**Exercise directions:**
Give every entry again, unchanged, and leave its images out.

**Dataset:**
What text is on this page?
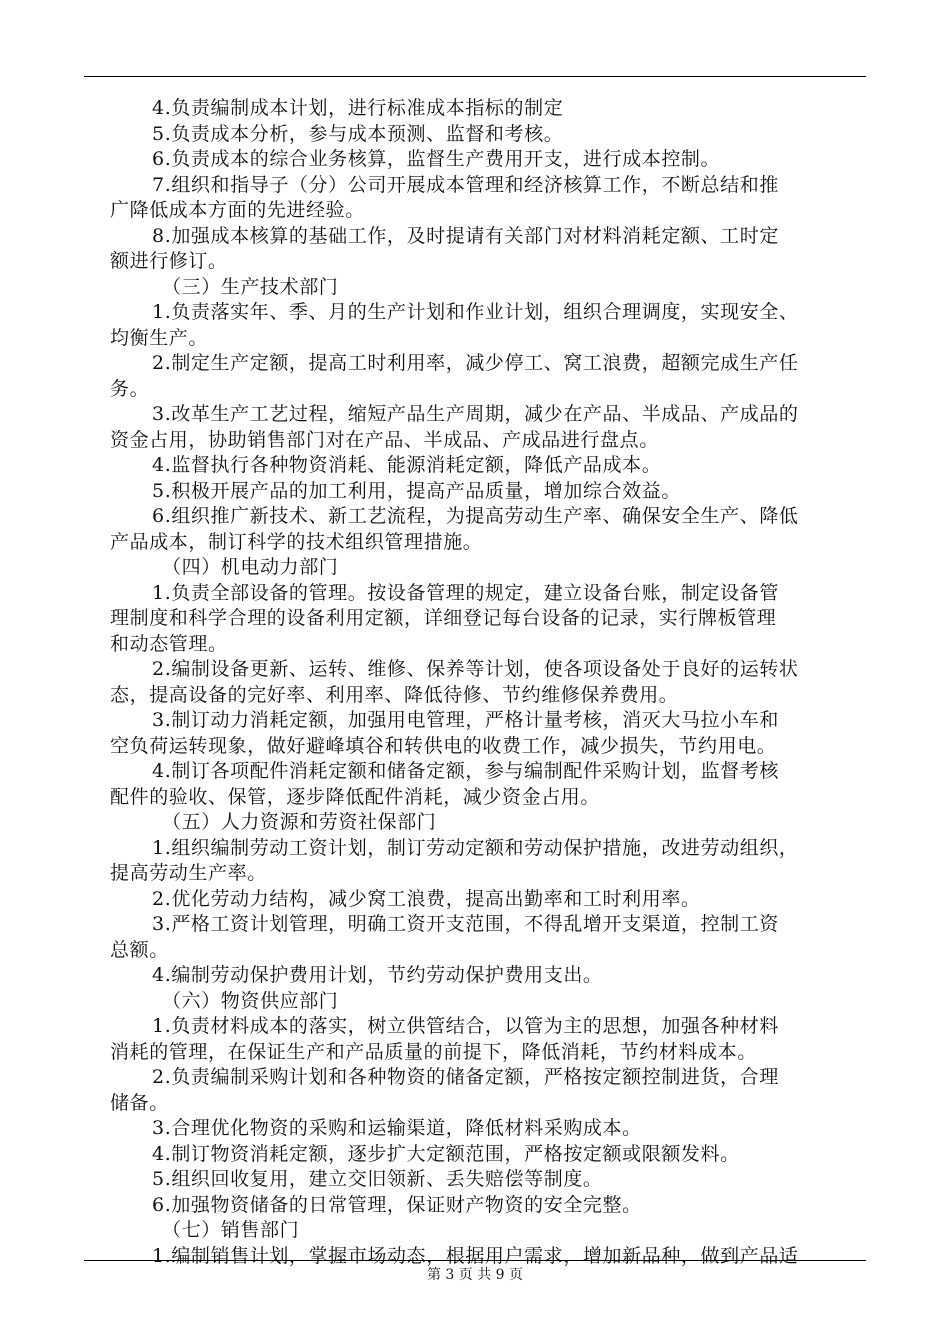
4.负责编制成本计划，进行标准成本指标的制定
5.负责成本分析，参与成本预测、监督和考核。
6.负责成本的综合业务核算，监督生产费用开支，进行成本控制。
7.组织和指导子（分）公司开展成本管理和经济核算工作，不断总结和推
广降低成本方面的先进经验。
8.加强成本核算的基础工作，及时提请有关部门对材料消耗定额、工时定
额进行修订。
（三）生产技术部门
1.负责落实年、季、月的生产计划和作业计划，组织合理调度，实现安全、
均衡生产。
2.制定生产定额，提高工时利用率，减少停工、窝工浪费，超额完成生产任
务。
3.改革生产工艺过程，缩短产品生产周期，减少在产品、半成品、产成品的
资金占用，协助销售部门对在产品、半成品、产成品进行盘点。
4.监督执行各种物资消耗、能源消耗定额，降低产品成本。
5.积极开展产品的加工利用，提高产品质量，增加综合效益。
6.组织推广新技术、新工艺流程，为提高劳动生产率、确保安全生产、降低
产品成本，制订科学的技术组织管理措施。
（四）机电动力部门
1.负责全部设备的管理。按设备管理的规定，建立设备台账，制定设备管
理制度和科学合理的设备利用定额，详细登记每台设备的记录，实行牌板管理
和动态管理。
2.编制设备更新、运转、维修、保养等计划，使各项设备处于良好的运转状
态，提高设备的完好率、利用率、降低待修、节约维修保养费用。
3.制订动力消耗定额，加强用电管理，严格计量考核，消灭大马拉小车和
空负荷运转现象，做好避峰填谷和转供电的收费工作，减少损失，节约用电。
4.制订各项配件消耗定额和储备定额，参与编制配件采购计划，监督考核
配件的验收、保管，逐步降低配件消耗，减少资金占用。
（五）人力资源和劳资社保部门
1.组织编制劳动工资计划，制订劳动定额和劳动保护措施，改进劳动组织，
提高劳动生产率。
2.优化劳动力结构，减少窝工浪费，提高出勤率和工时利用率。
3.严格工资计划管理，明确工资开支范围，不得乱增开支渠道，控制工资
总额。
4.编制劳动保护费用计划，节约劳动保护费用支出。
（六）物资供应部门
1.负责材料成本的落实，树立供管结合，以管为主的思想，加强各种材料
消耗的管理，在保证生产和产品质量的前提下，降低消耗，节约材料成本。
2.负责编制采购计划和各种物资的储备定额，严格按定额控制进货，合理
储备。
3.合理优化物资的采购和运输渠道，降低材料采购成本。
4.制订物资消耗定额，逐步扩大定额范围，严格按定额或限额发料。
5.组织回收复用，建立交旧领新、丢失赔偿等制度。
6.加强物资储备的日常管理，保证财产物资的安全完整。
（七）销售部门
1.编制销售计划，掌握市场动态，根据用户需求，增加新品种，做到产品适
第 3 页 共 9 页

**Written answer:**
What text is on this page?
4.负责编制成本计划，进行标准成本指标的制定
5.负责成本分析，参与成本预测、监督和考核。
6.负责成本的综合业务核算，监督生产费用开支，进行成本控制。
7.组织和指导子（分）公司开展成本管理和经济核算工作，不断总结和推
广降低成本方面的先进经验。
8.加强成本核算的基础工作，及时提请有关部门对材料消耗定额、工时定
额进行修订。
（三）生产技术部门
1.负责落实年、季、月的生产计划和作业计划，组织合理调度，实现安全、
均衡生产。
2.制定生产定额，提高工时利用率，减少停工、窝工浪费，超额完成生产任
务。
3.改革生产工艺过程，缩短产品生产周期，减少在产品、半成品、产成品的
资金占用，协助销售部门对在产品、半成品、产成品进行盘点。
4.监督执行各种物资消耗、能源消耗定额，降低产品成本。
5.积极开展产品的加工利用，提高产品质量，增加综合效益。
6.组织推广新技术、新工艺流程，为提高劳动生产率、确保安全生产、降低
产品成本，制订科学的技术组织管理措施。
（四）机电动力部门
1.负责全部设备的管理。按设备管理的规定，建立设备台账，制定设备管
理制度和科学合理的设备利用定额，详细登记每台设备的记录，实行牌板管理
和动态管理。
2.编制设备更新、运转、维修、保养等计划，使各项设备处于良好的运转状
态，提高设备的完好率、利用率、降低待修、节约维修保养费用。
3.制订动力消耗定额，加强用电管理，严格计量考核，消灭大马拉小车和
空负荷运转现象，做好避峰填谷和转供电的收费工作，减少损失，节约用电。
4.制订各项配件消耗定额和储备定额，参与编制配件采购计划，监督考核
配件的验收、保管，逐步降低配件消耗，减少资金占用。
（五）人力资源和劳资社保部门
1.组织编制劳动工资计划，制订劳动定额和劳动保护措施，改进劳动组织，
提高劳动生产率。
2.优化劳动力结构，减少窝工浪费，提高出勤率和工时利用率。
3.严格工资计划管理，明确工资开支范围，不得乱增开支渠道，控制工资
总额。
4.编制劳动保护费用计划，节约劳动保护费用支出。
（六）物资供应部门
1.负责材料成本的落实，树立供管结合，以管为主的思想，加强各种材料
消耗的管理，在保证生产和产品质量的前提下，降低消耗，节约材料成本。
2.负责编制采购计划和各种物资的储备定额，严格按定额控制进货，合理
储备。
3.合理优化物资的采购和运输渠道，降低材料采购成本。
4.制订物资消耗定额，逐步扩大定额范围，严格按定额或限额发料。
5.组织回收复用，建立交旧领新、丢失赔偿等制度。
6.加强物资储备的日常管理，保证财产物资的安全完整。
（七）销售部门
1.编制销售计划，掌握市场动态，根据用户需求，增加新品种，做到产品适
第 3 页 共 9 页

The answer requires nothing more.